Aim of the task
Report only the number of lines in this material that include the string "mediu".

Material provided
+++++

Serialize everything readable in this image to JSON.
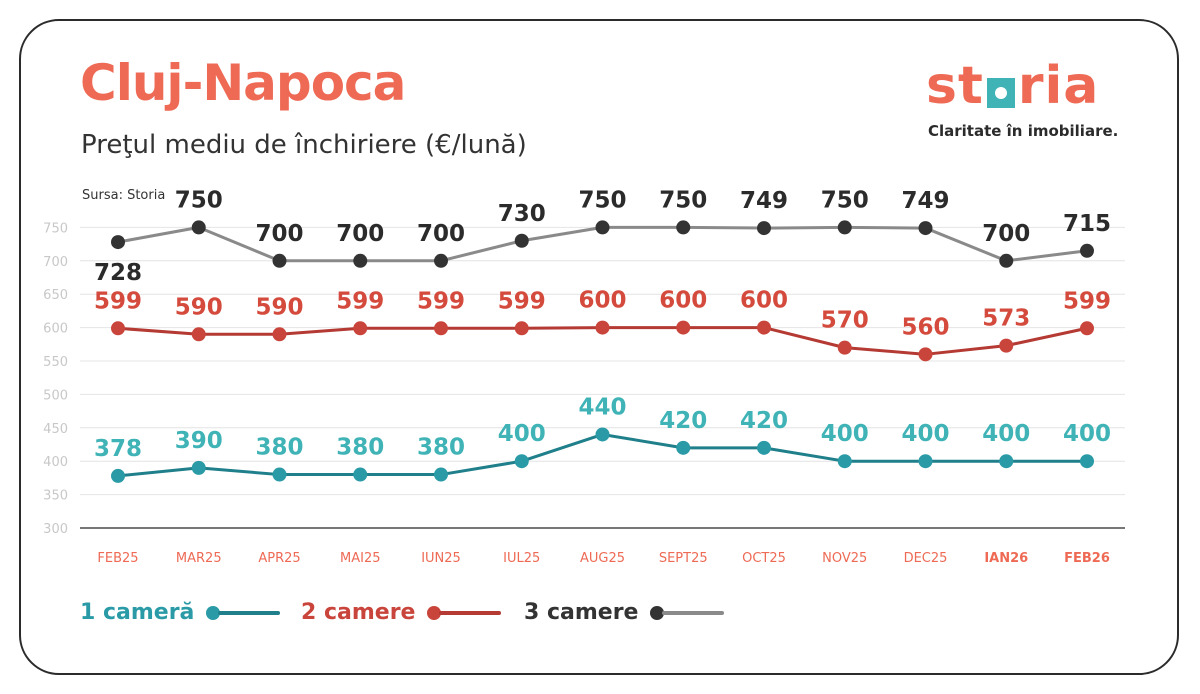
{
  "header": {
    "title": "Cluj-Napoca",
    "subtitle": "Preţul mediu de închiriere (€/lună)",
    "source": "Sursa: Storia"
  },
  "logo": {
    "word_left": "st",
    "word_right": "ria",
    "tagline": "Claritate în imobiliare.",
    "colors": {
      "brand": "#ee6a55",
      "accent": "#3fb3b6"
    }
  },
  "chart_data": {
    "type": "line",
    "title": "Preţul mediu de închiriere (€/lună)",
    "xlabel": "",
    "ylabel": "",
    "categories": [
      "FEB25",
      "MAR25",
      "APR25",
      "MAI25",
      "IUN25",
      "IUL25",
      "AUG25",
      "SEPT25",
      "OCT25",
      "NOV25",
      "DEC25",
      "IAN26",
      "FEB26"
    ],
    "bold_categories": [
      "IAN26",
      "FEB26"
    ],
    "yticks": [
      300,
      350,
      400,
      450,
      500,
      550,
      600,
      650,
      700,
      750
    ],
    "ylim": [
      300,
      775
    ],
    "grid": true,
    "legend_position": "bottom-left",
    "series": [
      {
        "name": "1 cameră",
        "color": "#2a9ba6",
        "label_color": "#3fb3b6",
        "line_color": "#1f7f8a",
        "values": [
          378,
          390,
          380,
          380,
          380,
          400,
          440,
          420,
          420,
          400,
          400,
          400,
          400
        ]
      },
      {
        "name": "2 camere",
        "color": "#c9443a",
        "label_color": "#d44a3c",
        "line_color": "#b43a33",
        "values": [
          599,
          590,
          590,
          599,
          599,
          599,
          600,
          600,
          600,
          570,
          560,
          573,
          599
        ]
      },
      {
        "name": "3 camere",
        "color": "#333333",
        "label_color": "#2b2b2b",
        "line_color": "#8a8a8a",
        "values": [
          728,
          750,
          700,
          700,
          700,
          730,
          750,
          750,
          749,
          750,
          749,
          700,
          715
        ]
      }
    ]
  }
}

+++++

Answer in full
2